*** Supplied material
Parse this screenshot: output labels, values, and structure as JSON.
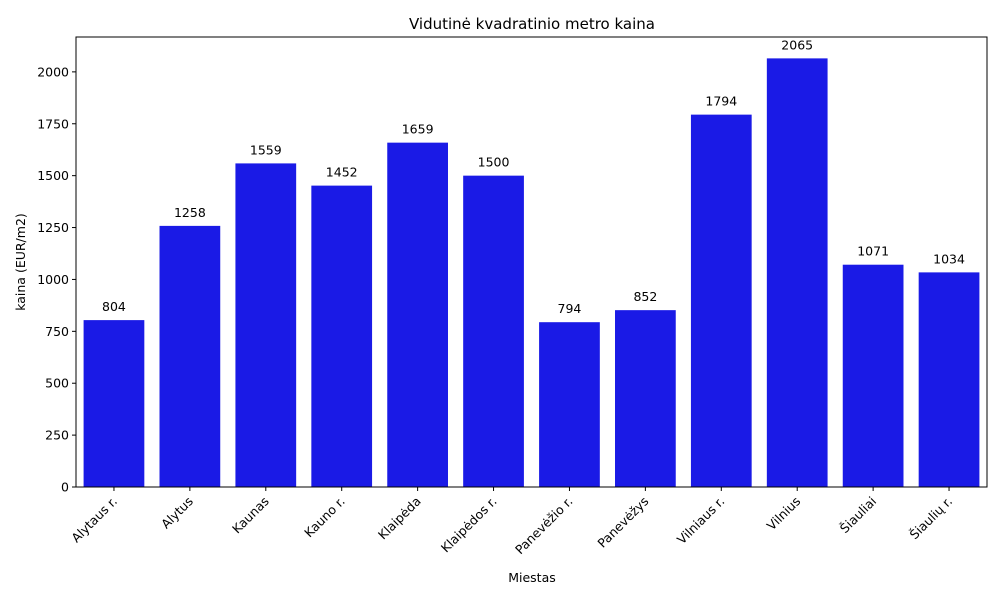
{
  "chart_data": {
    "type": "bar",
    "title": "Vidutinė kvadratinio metro kaina",
    "xlabel": "Miestas",
    "ylabel": "kaina (EUR/m2)",
    "categories": [
      "Alytaus r.",
      "Alytus",
      "Kaunas",
      "Kauno r.",
      "Klaipėda",
      "Klaipėdos r.",
      "Panevėžio r.",
      "Panevėžys",
      "Vilniaus r.",
      "Vilnius",
      "Šiauliai",
      "Šiaulių r."
    ],
    "values": [
      804,
      1258,
      1559,
      1452,
      1659,
      1500,
      794,
      852,
      1794,
      2065,
      1071,
      1034
    ],
    "data_labels": [
      "804",
      "1258",
      "1559",
      "1452",
      "1659",
      "1500",
      "794",
      "852",
      "1794",
      "2065",
      "1071",
      "1034"
    ],
    "yticks": [
      0,
      250,
      500,
      750,
      1000,
      1250,
      1500,
      1750,
      2000
    ],
    "ytick_labels": [
      "0",
      "250",
      "500",
      "750",
      "1000",
      "1250",
      "1500",
      "1750",
      "2000"
    ],
    "ylim": [
      0,
      2168
    ],
    "bar_color": "#1a1ae6",
    "grid": false,
    "legend": "none"
  }
}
******
* _Given request_: Reproduce the whole listing word for word, setting aside any pictures.

* _Written solution_:
Parse this screenshot: output labels, values, and structure as JSON.
{
  "chart_data": {
    "type": "bar",
    "title": "Vidutinė kvadratinio metro kaina",
    "xlabel": "Miestas",
    "ylabel": "kaina (EUR/m2)",
    "categories": [
      "Alytaus r.",
      "Alytus",
      "Kaunas",
      "Kauno r.",
      "Klaipėda",
      "Klaipėdos r.",
      "Panevėžio r.",
      "Panevėžys",
      "Vilniaus r.",
      "Vilnius",
      "Šiauliai",
      "Šiaulių r."
    ],
    "values": [
      804,
      1258,
      1559,
      1452,
      1659,
      1500,
      794,
      852,
      1794,
      2065,
      1071,
      1034
    ],
    "data_labels": [
      "804",
      "1258",
      "1559",
      "1452",
      "1659",
      "1500",
      "794",
      "852",
      "1794",
      "2065",
      "1071",
      "1034"
    ],
    "yticks": [
      0,
      250,
      500,
      750,
      1000,
      1250,
      1500,
      1750,
      2000
    ],
    "ytick_labels": [
      "0",
      "250",
      "500",
      "750",
      "1000",
      "1250",
      "1500",
      "1750",
      "2000"
    ],
    "ylim": [
      0,
      2168
    ],
    "bar_color": "#1a1ae6",
    "grid": false,
    "legend": "none"
  }
}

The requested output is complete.